There have always been some who were willing to go against their own disordered inclination inherited from the Fall and instead be led of the Spirit. Nature, phusis, inclines but it does not determine. It provokes but it does not choose. Our nature of itself cannot act contrary to the will of God. We choose to follow the flow of our nature or to follow the flow of the Holy Spirit’s leading.

The deciding issue for the Gentile was not nature, but “if thou continue in His goodness.” For the Jew, it was “if they abide not still in unbelief.” We see here that the condemnation is not on the basis of nature, but on the basis of chosen alignments. Those in “good” Jewish nature can choose to stew in unbelief, just as those in “bad” Gentile nature can choose to persist in rejection of His goodness.

Short and Long Hair

Our next text is 1 Corinthians 11:14: “Doth not even nature itself teach you, that, if a man have long hair, it is a shame unto him?” Paul argues that we might know that the most appropriate appearance for a man is to have short hair, a woman, to have long (as the passage continues).

§ DATA ENTRIES:
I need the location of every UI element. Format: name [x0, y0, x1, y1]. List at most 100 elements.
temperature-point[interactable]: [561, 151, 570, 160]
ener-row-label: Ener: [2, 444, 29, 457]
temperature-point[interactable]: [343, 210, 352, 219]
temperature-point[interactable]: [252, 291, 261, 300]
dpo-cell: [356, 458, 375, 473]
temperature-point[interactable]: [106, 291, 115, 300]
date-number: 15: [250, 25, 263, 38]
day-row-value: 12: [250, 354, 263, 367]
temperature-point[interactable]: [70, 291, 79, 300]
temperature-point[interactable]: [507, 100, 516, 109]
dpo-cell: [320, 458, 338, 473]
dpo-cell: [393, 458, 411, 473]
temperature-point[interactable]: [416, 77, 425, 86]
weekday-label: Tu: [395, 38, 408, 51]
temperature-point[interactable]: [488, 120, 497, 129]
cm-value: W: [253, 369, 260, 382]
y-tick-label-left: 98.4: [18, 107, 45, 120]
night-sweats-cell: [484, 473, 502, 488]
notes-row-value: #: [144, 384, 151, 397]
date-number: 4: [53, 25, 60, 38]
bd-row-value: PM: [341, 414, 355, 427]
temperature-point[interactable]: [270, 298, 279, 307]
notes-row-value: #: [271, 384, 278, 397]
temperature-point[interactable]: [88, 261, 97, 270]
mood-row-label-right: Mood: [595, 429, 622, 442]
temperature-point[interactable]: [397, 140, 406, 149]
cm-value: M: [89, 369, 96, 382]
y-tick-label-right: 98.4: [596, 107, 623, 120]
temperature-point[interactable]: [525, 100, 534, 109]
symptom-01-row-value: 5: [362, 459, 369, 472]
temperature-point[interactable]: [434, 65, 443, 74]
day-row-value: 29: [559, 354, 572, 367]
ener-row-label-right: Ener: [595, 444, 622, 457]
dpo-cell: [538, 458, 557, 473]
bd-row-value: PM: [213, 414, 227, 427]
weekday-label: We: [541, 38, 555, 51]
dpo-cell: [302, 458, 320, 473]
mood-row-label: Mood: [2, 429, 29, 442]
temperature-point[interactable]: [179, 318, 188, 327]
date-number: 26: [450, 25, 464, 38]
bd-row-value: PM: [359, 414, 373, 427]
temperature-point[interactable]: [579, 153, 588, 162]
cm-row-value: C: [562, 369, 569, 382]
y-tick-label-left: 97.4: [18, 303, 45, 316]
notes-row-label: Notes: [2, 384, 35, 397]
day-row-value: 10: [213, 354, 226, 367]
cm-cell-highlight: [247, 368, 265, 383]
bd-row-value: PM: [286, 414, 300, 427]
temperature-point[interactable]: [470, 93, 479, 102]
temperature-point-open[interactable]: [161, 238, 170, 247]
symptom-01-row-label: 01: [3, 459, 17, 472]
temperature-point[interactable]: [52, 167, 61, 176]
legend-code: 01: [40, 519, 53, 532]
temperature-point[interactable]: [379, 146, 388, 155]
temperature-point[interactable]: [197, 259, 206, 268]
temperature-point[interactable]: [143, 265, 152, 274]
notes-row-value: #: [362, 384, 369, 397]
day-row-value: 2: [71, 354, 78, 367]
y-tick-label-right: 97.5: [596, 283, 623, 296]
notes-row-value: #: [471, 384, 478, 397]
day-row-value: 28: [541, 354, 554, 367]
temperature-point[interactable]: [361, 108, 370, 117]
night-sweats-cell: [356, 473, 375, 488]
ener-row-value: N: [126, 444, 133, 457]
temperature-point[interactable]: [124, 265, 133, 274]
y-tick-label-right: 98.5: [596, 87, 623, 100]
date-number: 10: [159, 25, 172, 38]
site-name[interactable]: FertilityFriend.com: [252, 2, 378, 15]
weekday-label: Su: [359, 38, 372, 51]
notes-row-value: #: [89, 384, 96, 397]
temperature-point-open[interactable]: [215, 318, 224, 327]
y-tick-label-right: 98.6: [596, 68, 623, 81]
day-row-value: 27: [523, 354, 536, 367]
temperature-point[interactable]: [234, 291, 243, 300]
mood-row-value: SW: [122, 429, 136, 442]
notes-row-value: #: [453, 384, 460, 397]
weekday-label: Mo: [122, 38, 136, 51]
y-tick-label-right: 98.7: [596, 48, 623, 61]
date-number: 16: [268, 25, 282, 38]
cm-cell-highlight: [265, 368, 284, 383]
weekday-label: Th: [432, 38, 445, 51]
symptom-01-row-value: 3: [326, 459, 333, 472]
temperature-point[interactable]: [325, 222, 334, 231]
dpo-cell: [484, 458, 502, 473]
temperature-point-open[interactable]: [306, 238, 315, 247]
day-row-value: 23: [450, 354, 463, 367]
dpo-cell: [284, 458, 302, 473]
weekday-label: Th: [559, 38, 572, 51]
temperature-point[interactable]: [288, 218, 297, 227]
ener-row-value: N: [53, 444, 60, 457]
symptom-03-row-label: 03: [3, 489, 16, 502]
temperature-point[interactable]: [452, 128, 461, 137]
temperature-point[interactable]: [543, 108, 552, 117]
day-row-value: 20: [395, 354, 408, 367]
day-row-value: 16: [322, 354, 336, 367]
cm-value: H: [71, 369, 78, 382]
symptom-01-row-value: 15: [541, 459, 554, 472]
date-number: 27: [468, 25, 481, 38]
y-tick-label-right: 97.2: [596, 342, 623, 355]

§ TASKS:
**A)** The passage about nature and choice says what nature does not do or cannot do. List each of those things.
**B)** In the passage about nature and choice, which Bible verse is given as the next text under the heading "Short and Long Hair"?
**C)** Continue the passage about nature and choice, starting after its last sentence.

§ ANSWERS PROVIDED:
**A)**
- It does not determine.
- It does not choose.
- It cannot of itself act contrary to the will of God.

**B)** 1 Corinthians 11:14.

**C)**
Simply looking at the text, Paul tells us not only (as in so many other places) that our nature is bent and disordered and inclined to evil, but here he suggests that our nature is not wholly corrupted, that, in fact, it retains some capacity to lead us aright. For when he asks, “Doth not even nature itself teach you,” he is saying that we are accountable for knowing the truth about the matter on the basis that our nature still has some capability to lead us aright.

Not only is our nature only corrupted in part, but the defects, the graffitti that wrinkles the testimony of nature in the creation around us, is not completely ascendant. There remains a testimony in the world to the goodness of God. Roses have thorns, but they are still crowned with glorious flowers.

Jews or Sinners by Nature?

Galatians 2:14-16 shows Paul using phusis again:

When I saw that they walked not uprightly according to the truth of the gospel, I said unto Peter before them all, If thou, being a Jew, livest after the manner of Gentiles, and not as do the Jews, why compellest thou the Gentiles to live as do the Jews? We who are Jews by nature [phusis], and not sinners of the Gentiles, knowing that a man is not justified by the works of the law, but by the faith of Jesus Christ, even we have believed in Jesus Christ, that we might be justified by the faith of Christ, and not by the works of the law: for by the works of the law shall no flesh be justified.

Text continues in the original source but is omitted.